EXERCISE BRIEF:
Write out, precisely and in full, each line of the material.
——
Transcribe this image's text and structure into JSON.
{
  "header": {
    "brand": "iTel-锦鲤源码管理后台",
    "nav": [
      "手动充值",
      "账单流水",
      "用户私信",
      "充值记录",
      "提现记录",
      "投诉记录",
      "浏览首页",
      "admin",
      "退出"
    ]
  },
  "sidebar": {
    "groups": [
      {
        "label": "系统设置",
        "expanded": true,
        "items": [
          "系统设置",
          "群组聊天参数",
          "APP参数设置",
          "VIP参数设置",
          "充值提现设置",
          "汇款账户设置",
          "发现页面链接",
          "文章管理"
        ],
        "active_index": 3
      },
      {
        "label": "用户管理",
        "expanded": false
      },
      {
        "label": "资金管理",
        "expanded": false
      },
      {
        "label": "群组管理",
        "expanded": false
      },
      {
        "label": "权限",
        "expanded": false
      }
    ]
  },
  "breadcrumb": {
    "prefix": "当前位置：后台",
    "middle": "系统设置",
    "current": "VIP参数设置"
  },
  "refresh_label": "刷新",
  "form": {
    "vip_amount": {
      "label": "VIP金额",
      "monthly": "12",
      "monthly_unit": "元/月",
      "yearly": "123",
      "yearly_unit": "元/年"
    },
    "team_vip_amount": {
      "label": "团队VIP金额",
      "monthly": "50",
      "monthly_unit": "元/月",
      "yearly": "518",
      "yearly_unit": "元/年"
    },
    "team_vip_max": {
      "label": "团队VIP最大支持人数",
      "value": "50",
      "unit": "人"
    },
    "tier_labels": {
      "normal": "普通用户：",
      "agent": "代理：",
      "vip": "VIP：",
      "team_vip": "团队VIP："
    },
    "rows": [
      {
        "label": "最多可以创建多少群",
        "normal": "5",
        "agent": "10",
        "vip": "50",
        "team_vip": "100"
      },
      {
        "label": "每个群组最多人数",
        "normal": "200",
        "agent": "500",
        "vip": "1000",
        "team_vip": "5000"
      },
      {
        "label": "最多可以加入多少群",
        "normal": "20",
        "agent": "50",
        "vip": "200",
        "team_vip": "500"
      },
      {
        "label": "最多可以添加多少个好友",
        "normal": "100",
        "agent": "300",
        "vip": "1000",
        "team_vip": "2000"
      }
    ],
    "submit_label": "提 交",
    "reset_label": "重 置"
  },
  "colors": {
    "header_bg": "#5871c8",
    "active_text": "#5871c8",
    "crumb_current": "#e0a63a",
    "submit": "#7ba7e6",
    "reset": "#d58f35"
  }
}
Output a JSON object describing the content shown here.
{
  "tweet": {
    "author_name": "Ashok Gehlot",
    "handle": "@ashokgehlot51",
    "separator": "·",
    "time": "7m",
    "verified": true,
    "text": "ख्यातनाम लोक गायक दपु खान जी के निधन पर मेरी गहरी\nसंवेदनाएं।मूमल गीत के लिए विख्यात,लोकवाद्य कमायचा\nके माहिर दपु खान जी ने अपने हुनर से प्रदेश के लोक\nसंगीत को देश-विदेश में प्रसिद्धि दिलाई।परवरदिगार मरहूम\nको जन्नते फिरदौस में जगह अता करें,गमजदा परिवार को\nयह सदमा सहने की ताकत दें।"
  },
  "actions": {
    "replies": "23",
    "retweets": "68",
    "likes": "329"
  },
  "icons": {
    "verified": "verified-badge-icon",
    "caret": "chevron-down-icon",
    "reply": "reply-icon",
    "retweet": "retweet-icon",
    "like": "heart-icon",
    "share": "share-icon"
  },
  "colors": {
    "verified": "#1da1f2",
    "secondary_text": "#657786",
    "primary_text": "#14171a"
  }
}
——
TASK RESULT:
Transcribe this image's text and structure into JSON.
{
  "header": {
    "brand": "iTel-锦鲤源码管理后台",
    "nav": [
      "手动充值",
      "账单流水",
      "用户私信",
      "充值记录",
      "提现记录",
      "投诉记录",
      "浏览首页",
      "admin",
      "退出"
    ]
  },
  "sidebar": {
    "groups": [
      {
        "label": "系统设置",
        "expanded": true,
        "items": [
          "系统设置",
          "群组聊天参数",
          "APP参数设置",
          "VIP参数设置",
          "充值提现设置",
          "汇款账户设置",
          "发现页面链接",
          "文章管理"
        ],
        "active_index": 3
      },
      {
        "label": "用户管理",
        "expanded": false
      },
      {
        "label": "资金管理",
        "expanded": false
      },
      {
        "label": "群组管理",
        "expanded": false
      },
      {
        "label": "权限",
        "expanded": false
      }
    ]
  },
  "breadcrumb": {
    "prefix": "当前位置：后台",
    "middle": "系统设置",
    "current": "VIP参数设置"
  },
  "refresh_label": "刷新",
  "form": {
    "vip_amount": {
      "label": "VIP金额",
      "monthly": "12",
      "monthly_unit": "元/月",
      "yearly": "123",
      "yearly_unit": "元/年"
    },
    "team_vip_amount": {
      "label": "团队VIP金额",
      "monthly": "50",
      "monthly_unit": "元/月",
      "yearly": "518",
      "yearly_unit": "元/年"
    },
    "team_vip_max": {
      "label": "团队VIP最大支持人数",
      "value": "50",
      "unit": "人"
    },
    "tier_labels": {
      "normal": "普通用户：",
      "agent": "代理：",
      "vip": "VIP：",
      "team_vip": "团队VIP："
    },
    "rows": [
      {
        "label": "最多可以创建多少群",
        "normal": "5",
        "agent": "10",
        "vip": "50",
        "team_vip": "100"
      },
      {
        "label": "每个群组最多人数",
        "normal": "200",
        "agent": "500",
        "vip": "1000",
        "team_vip": "5000"
      },
      {
        "label": "最多可以加入多少群",
        "normal": "20",
        "agent": "50",
        "vip": "200",
        "team_vip": "500"
      },
      {
        "label": "最多可以添加多少个好友",
        "normal": "100",
        "agent": "300",
        "vip": "1000",
        "team_vip": "2000"
      }
    ],
    "submit_label": "提 交",
    "reset_label": "重 置"
  },
  "colors": {
    "header_bg": "#5871c8",
    "active_text": "#5871c8",
    "crumb_current": "#e0a63a",
    "submit": "#7ba7e6",
    "reset": "#d58f35"
  }
}
Output a JSON object describing the content shown here.
{
  "tweet": {
    "author_name": "Ashok Gehlot",
    "handle": "@ashokgehlot51",
    "separator": "·",
    "time": "7m",
    "verified": true,
    "text": "ख्यातनाम लोक गायक दपु खान जी के निधन पर मेरी गहरी\nसंवेदनाएं।मूमल गीत के लिए विख्यात,लोकवाद्य कमायचा\nके माहिर दपु खान जी ने अपने हुनर से प्रदेश के लोक\nसंगीत को देश-विदेश में प्रसिद्धि दिलाई।परवरदिगार मरहूम\nको जन्नते फिरदौस में जगह अता करें,गमजदा परिवार को\nयह सदमा सहने की ताकत दें।"
  },
  "actions": {
    "replies": "23",
    "retweets": "68",
    "likes": "329"
  },
  "icons": {
    "verified": "verified-badge-icon",
    "caret": "chevron-down-icon",
    "reply": "reply-icon",
    "retweet": "retweet-icon",
    "like": "heart-icon",
    "share": "share-icon"
  },
  "colors": {
    "verified": "#1da1f2",
    "secondary_text": "#657786",
    "primary_text": "#14171a"
  }
}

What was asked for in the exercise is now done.